(Part of a data file)

══════════════════════════════

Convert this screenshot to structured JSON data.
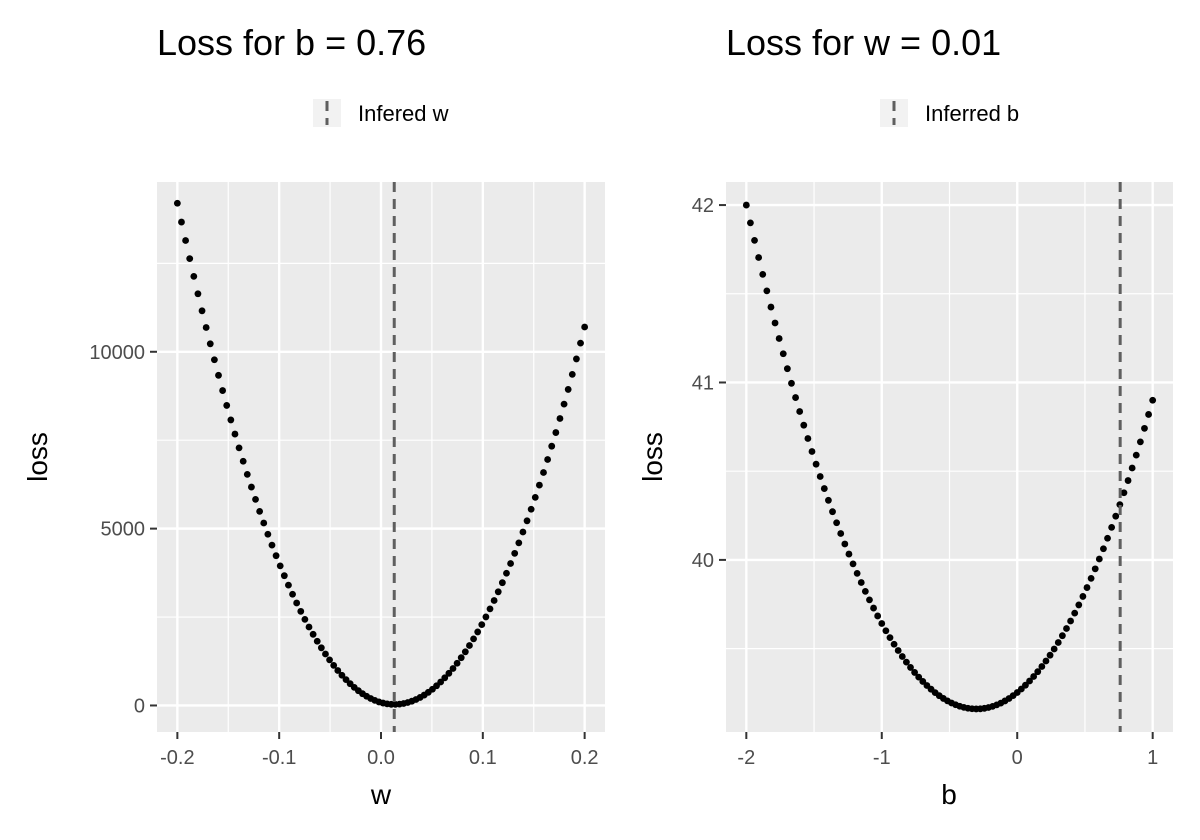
{
  "chart_data": [
    {
      "type": "scatter",
      "title": "Loss for b =  0.76",
      "legend": {
        "label": "Infered w",
        "position": "top"
      },
      "xlabel": "w",
      "ylabel": "loss",
      "xlim": [
        -0.22,
        0.22
      ],
      "ylim": [
        -750,
        14800
      ],
      "x_ticks": [
        -0.2,
        -0.1,
        0.0,
        0.1,
        0.2
      ],
      "x_tick_labels": [
        "-0.2",
        "-0.1",
        "0.0",
        "0.1",
        "0.2"
      ],
      "y_ticks": [
        0,
        5000,
        10000
      ],
      "y_tick_labels": [
        "0",
        "5000",
        "10000"
      ],
      "reference_line": {
        "axis": "x",
        "value": 0.013,
        "style": "dashed",
        "color": "#5f5f5f"
      },
      "curve": {
        "min_x": 0.013,
        "min_y": 30,
        "points": 100,
        "x_range": [
          -0.2,
          0.2
        ],
        "endpoints": [
          [
            -0.2,
            14200
          ],
          [
            0.2,
            10700
          ]
        ]
      },
      "grid": true
    },
    {
      "type": "scatter",
      "title": "Loss for w =  0.01",
      "legend": {
        "label": "Inferred b",
        "position": "top"
      },
      "xlabel": "b",
      "ylabel": "loss",
      "xlim": [
        -2.15,
        1.15
      ],
      "ylim": [
        39.03,
        42.13
      ],
      "x_ticks": [
        -2,
        -1,
        0,
        1
      ],
      "x_tick_labels": [
        "-2",
        "-1",
        "0",
        "1"
      ],
      "y_ticks": [
        40,
        41,
        42
      ],
      "y_tick_labels": [
        "40",
        "41",
        "42"
      ],
      "reference_line": {
        "axis": "x",
        "value": 0.76,
        "style": "dashed",
        "color": "#5f5f5f"
      },
      "curve": {
        "min_x": -0.3,
        "min_y": 39.16,
        "points": 100,
        "x_range": [
          -2,
          1
        ],
        "endpoints": [
          [
            -2,
            42.0
          ],
          [
            1,
            40.9
          ]
        ]
      },
      "grid": true
    }
  ]
}
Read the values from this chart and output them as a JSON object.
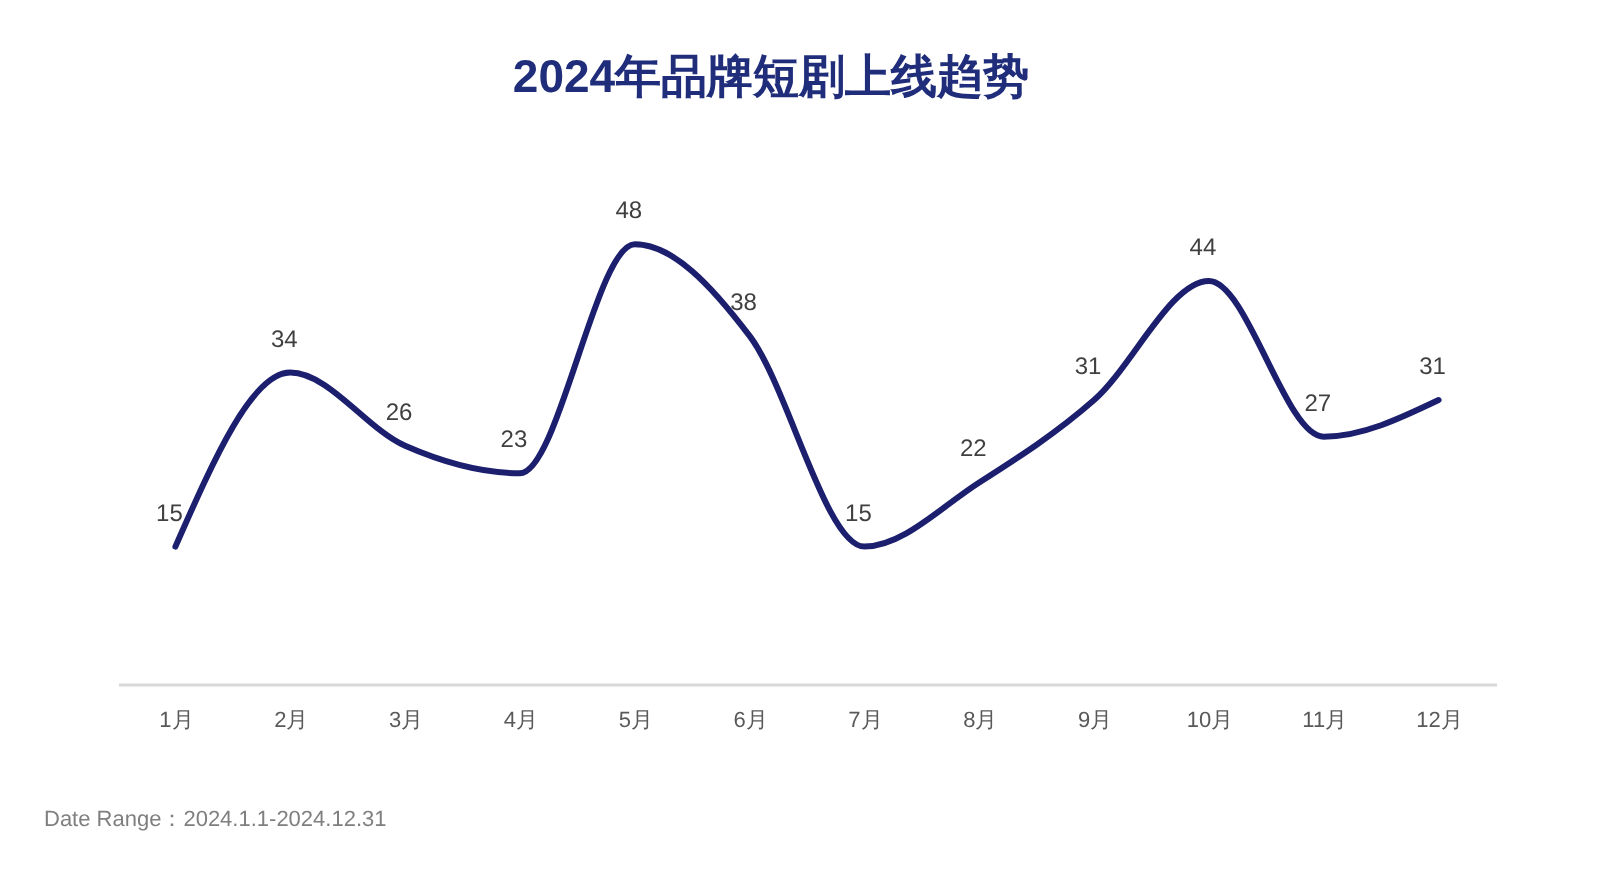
{
  "chart_data": {
    "type": "line",
    "title": "2024年品牌短剧上线趋势",
    "categories": [
      "1月",
      "2月",
      "3月",
      "4月",
      "5月",
      "6月",
      "7月",
      "8月",
      "9月",
      "10月",
      "11月",
      "12月"
    ],
    "values": [
      15,
      34,
      26,
      23,
      48,
      38,
      15,
      22,
      31,
      44,
      27,
      31
    ],
    "color": "#1c1f6e",
    "data_labels": true,
    "annotations": [
      "Date Range：2024.1.1-2024.12.31"
    ]
  }
}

══════════════════════════════

## Exercise
Copy all lines from the data that hold the word "title".

## Reply
      "title": "Loss for b =  0.76",
      "title": "Loss for w =  0.01",
    "title": "2024年品牌短剧上线趋势",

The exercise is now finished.